+++ PROVIDED RECORDS

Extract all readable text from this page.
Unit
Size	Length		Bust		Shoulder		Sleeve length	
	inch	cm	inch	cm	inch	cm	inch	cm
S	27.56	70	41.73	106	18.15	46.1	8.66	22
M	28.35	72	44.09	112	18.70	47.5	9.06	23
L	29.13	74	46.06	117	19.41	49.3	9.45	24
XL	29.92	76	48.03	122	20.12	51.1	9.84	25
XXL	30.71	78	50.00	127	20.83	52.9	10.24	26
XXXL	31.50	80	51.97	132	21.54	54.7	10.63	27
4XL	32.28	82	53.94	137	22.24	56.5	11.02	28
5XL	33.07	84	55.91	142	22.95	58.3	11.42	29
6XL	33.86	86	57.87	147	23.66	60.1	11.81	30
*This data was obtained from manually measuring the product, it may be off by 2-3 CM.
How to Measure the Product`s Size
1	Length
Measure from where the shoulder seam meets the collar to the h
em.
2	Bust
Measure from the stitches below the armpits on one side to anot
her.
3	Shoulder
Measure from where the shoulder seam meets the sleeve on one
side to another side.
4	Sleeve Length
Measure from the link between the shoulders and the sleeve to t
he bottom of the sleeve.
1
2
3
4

++++++

:: WORK TO DO ::
Retype all of the data shown above, word for word.

:: CORRECT RESPONSE ::
Extract all readable text from this page.
Unit
Size	Length		Bust		Shoulder		Sleeve length	
	inch	cm	inch	cm	inch	cm	inch	cm
S	27.56	70	41.73	106	18.15	46.1	8.66	22
M	28.35	72	44.09	112	18.70	47.5	9.06	23
L	29.13	74	46.06	117	19.41	49.3	9.45	24
XL	29.92	76	48.03	122	20.12	51.1	9.84	25
XXL	30.71	78	50.00	127	20.83	52.9	10.24	26
XXXL	31.50	80	51.97	132	21.54	54.7	10.63	27
4XL	32.28	82	53.94	137	22.24	56.5	11.02	28
5XL	33.07	84	55.91	142	22.95	58.3	11.42	29
6XL	33.86	86	57.87	147	23.66	60.1	11.81	30
*This data was obtained from manually measuring the product, it may be off by 2-3 CM.
How to Measure the Product`s Size
1	Length
Measure from where the shoulder seam meets the collar to the h
em.
2	Bust
Measure from the stitches below the armpits on one side to anot
her.
3	Shoulder
Measure from where the shoulder seam meets the sleeve on one
side to another side.
4	Sleeve Length
Measure from the link between the shoulders and the sleeve to t
he bottom of the sleeve.
1
2
3
4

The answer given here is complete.